- Provided data
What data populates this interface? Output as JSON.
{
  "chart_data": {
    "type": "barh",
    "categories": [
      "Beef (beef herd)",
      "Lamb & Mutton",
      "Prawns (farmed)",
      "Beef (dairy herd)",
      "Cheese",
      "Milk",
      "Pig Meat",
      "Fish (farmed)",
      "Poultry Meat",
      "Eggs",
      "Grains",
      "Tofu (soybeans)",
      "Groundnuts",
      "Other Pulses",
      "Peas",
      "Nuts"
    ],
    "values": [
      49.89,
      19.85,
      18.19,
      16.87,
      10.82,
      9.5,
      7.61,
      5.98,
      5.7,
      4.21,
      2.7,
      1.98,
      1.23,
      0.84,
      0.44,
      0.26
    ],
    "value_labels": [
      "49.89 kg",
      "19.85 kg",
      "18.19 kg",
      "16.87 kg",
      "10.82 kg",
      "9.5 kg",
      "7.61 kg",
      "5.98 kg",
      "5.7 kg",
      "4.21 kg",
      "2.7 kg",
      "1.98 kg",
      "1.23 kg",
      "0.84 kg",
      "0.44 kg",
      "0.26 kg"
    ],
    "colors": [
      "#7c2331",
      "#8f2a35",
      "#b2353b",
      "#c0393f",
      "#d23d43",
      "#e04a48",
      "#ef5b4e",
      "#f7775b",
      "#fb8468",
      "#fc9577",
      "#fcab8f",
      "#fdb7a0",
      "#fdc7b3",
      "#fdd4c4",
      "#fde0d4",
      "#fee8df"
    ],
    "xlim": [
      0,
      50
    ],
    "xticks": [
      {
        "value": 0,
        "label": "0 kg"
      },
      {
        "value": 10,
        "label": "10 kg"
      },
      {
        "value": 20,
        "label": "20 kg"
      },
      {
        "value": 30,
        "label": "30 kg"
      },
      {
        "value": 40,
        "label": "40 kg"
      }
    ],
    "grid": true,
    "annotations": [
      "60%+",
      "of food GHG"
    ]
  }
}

- What the task requires
Give all the records again. Match them exactly.

- Solution
What data populates this interface? Output as JSON.
{
  "chart_data": {
    "type": "barh",
    "categories": [
      "Beef (beef herd)",
      "Lamb & Mutton",
      "Prawns (farmed)",
      "Beef (dairy herd)",
      "Cheese",
      "Milk",
      "Pig Meat",
      "Fish (farmed)",
      "Poultry Meat",
      "Eggs",
      "Grains",
      "Tofu (soybeans)",
      "Groundnuts",
      "Other Pulses",
      "Peas",
      "Nuts"
    ],
    "values": [
      49.89,
      19.85,
      18.19,
      16.87,
      10.82,
      9.5,
      7.61,
      5.98,
      5.7,
      4.21,
      2.7,
      1.98,
      1.23,
      0.84,
      0.44,
      0.26
    ],
    "value_labels": [
      "49.89 kg",
      "19.85 kg",
      "18.19 kg",
      "16.87 kg",
      "10.82 kg",
      "9.5 kg",
      "7.61 kg",
      "5.98 kg",
      "5.7 kg",
      "4.21 kg",
      "2.7 kg",
      "1.98 kg",
      "1.23 kg",
      "0.84 kg",
      "0.44 kg",
      "0.26 kg"
    ],
    "colors": [
      "#7c2331",
      "#8f2a35",
      "#b2353b",
      "#c0393f",
      "#d23d43",
      "#e04a48",
      "#ef5b4e",
      "#f7775b",
      "#fb8468",
      "#fc9577",
      "#fcab8f",
      "#fdb7a0",
      "#fdc7b3",
      "#fdd4c4",
      "#fde0d4",
      "#fee8df"
    ],
    "xlim": [
      0,
      50
    ],
    "xticks": [
      {
        "value": 0,
        "label": "0 kg"
      },
      {
        "value": 10,
        "label": "10 kg"
      },
      {
        "value": 20,
        "label": "20 kg"
      },
      {
        "value": 30,
        "label": "30 kg"
      },
      {
        "value": 40,
        "label": "40 kg"
      }
    ],
    "grid": true,
    "annotations": [
      "60%+",
      "of food GHG"
    ]
  }
}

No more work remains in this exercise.